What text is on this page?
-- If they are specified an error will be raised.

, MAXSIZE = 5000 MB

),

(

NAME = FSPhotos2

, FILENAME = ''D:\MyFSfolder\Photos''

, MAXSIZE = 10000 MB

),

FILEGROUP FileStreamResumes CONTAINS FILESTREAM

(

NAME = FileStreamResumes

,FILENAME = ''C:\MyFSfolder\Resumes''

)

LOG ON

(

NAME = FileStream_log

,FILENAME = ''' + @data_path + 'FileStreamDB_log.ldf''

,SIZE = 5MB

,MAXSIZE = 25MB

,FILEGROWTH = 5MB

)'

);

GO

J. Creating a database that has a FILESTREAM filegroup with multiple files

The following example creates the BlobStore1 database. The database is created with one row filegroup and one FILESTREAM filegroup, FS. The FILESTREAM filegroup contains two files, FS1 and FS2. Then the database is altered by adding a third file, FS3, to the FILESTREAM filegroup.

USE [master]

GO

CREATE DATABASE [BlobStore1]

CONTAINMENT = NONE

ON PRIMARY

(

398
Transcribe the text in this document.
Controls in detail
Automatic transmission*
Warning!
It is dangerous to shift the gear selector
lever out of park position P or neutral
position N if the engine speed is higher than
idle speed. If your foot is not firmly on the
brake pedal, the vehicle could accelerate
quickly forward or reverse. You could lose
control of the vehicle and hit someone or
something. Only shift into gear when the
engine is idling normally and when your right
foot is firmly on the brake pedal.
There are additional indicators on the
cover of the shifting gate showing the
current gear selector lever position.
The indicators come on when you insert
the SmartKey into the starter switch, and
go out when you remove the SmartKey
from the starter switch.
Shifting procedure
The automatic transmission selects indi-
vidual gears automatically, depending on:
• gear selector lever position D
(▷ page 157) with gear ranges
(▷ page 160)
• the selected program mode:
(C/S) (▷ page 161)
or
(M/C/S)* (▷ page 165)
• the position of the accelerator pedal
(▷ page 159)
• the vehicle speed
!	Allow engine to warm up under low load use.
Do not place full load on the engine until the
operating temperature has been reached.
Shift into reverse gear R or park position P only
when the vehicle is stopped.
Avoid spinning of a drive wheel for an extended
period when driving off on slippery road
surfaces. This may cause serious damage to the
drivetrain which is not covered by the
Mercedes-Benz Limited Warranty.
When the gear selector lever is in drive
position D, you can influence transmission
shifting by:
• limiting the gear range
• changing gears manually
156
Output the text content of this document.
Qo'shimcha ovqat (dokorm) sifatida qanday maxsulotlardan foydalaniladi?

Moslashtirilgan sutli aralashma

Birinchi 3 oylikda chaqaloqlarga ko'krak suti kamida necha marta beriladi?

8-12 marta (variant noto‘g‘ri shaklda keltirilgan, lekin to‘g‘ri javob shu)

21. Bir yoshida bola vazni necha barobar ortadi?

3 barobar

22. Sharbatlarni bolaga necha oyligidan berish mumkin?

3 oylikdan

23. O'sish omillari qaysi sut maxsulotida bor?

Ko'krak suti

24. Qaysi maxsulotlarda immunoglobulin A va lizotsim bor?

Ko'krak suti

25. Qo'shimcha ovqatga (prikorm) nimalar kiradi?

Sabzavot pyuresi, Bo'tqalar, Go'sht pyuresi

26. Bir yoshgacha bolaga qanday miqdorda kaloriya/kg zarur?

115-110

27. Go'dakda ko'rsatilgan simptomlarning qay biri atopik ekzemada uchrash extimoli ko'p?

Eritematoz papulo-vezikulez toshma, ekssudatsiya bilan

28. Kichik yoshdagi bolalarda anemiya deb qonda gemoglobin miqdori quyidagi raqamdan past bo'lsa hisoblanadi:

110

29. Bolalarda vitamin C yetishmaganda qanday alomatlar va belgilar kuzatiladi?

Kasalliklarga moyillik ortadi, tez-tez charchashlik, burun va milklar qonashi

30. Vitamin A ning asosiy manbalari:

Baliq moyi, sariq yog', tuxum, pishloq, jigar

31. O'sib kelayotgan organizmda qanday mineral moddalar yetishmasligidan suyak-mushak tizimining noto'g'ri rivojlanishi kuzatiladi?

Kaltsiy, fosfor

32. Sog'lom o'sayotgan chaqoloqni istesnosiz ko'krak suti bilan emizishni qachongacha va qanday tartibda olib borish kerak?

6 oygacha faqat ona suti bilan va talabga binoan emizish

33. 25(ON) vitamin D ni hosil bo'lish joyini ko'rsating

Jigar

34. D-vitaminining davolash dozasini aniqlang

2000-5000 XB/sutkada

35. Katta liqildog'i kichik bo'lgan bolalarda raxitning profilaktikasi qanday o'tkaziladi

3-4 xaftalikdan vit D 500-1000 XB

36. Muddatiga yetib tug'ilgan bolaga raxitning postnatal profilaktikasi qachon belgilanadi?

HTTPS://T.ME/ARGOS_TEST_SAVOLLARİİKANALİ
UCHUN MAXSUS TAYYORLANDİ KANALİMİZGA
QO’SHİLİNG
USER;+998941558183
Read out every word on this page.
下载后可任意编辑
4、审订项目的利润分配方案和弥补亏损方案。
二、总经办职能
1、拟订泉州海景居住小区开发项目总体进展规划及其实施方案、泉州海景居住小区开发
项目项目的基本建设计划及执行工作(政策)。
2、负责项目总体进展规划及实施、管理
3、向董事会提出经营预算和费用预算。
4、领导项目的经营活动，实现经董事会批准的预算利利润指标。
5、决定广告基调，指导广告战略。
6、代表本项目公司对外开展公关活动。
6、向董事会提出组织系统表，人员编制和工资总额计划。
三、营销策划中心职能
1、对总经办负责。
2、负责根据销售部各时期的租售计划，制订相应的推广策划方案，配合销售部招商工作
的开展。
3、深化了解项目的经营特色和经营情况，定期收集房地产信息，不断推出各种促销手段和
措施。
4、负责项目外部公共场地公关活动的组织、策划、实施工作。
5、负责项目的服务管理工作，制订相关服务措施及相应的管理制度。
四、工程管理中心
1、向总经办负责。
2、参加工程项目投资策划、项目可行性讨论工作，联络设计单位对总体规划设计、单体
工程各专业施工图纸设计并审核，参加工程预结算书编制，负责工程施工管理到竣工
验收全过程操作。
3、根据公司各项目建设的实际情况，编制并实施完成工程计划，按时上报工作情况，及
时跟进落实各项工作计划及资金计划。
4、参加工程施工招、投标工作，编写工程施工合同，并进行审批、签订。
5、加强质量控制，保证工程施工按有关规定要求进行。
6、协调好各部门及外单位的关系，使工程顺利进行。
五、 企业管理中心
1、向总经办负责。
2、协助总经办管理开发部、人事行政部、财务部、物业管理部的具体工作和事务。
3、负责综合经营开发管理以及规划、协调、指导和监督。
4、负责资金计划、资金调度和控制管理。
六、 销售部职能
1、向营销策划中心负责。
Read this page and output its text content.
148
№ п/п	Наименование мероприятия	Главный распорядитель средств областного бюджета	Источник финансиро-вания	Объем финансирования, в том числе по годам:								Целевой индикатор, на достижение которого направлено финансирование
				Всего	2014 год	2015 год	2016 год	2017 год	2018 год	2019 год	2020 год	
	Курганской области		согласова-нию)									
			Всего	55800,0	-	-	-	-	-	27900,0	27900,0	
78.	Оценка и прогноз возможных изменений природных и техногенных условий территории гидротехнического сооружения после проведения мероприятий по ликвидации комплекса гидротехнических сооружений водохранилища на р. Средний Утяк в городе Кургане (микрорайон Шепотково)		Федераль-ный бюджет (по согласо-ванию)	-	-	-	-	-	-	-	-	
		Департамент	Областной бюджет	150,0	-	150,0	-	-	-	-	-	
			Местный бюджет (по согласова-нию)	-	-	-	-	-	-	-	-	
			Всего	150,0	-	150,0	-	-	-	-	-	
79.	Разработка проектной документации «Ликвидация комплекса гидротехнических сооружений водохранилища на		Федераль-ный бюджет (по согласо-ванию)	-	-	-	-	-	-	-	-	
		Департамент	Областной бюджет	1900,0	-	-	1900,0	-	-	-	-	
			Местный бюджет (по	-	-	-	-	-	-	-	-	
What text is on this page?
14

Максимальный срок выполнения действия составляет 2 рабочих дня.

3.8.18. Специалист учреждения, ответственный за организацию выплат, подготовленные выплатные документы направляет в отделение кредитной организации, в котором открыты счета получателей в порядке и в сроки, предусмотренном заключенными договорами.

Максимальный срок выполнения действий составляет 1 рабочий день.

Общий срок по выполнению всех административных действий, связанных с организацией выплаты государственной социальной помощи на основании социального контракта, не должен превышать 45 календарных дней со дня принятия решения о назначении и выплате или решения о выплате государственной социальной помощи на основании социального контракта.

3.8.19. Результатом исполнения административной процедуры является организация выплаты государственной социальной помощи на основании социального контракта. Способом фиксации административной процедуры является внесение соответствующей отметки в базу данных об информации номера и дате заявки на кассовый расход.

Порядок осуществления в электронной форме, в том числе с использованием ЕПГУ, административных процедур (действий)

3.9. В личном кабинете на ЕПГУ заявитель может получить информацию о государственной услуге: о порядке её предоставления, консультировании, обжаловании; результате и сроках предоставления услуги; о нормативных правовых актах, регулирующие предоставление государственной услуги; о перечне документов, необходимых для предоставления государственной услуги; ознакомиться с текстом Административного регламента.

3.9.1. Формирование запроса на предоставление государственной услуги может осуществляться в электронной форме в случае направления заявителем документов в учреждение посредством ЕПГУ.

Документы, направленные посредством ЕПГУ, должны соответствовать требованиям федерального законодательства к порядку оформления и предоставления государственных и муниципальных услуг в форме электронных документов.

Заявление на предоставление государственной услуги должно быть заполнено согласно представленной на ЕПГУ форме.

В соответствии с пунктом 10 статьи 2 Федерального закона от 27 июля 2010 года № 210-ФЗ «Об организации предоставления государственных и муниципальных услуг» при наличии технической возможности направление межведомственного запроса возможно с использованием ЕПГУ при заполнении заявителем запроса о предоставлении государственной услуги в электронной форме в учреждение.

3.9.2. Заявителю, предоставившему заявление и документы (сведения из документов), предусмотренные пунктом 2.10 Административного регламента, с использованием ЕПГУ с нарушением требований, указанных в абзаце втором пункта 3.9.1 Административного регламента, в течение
:::::
### Work to complete
Every line that holds the string "page" should be returned.

### Correct output
What text is on this page?
(▷ page 157) with gear ranges
(▷ page 160)
(C/S) (▷ page 161)
(M/C/S)* (▷ page 165)
(▷ page 159)
Read out every word on this page.
Read this page and output its text content.
What text is on this page?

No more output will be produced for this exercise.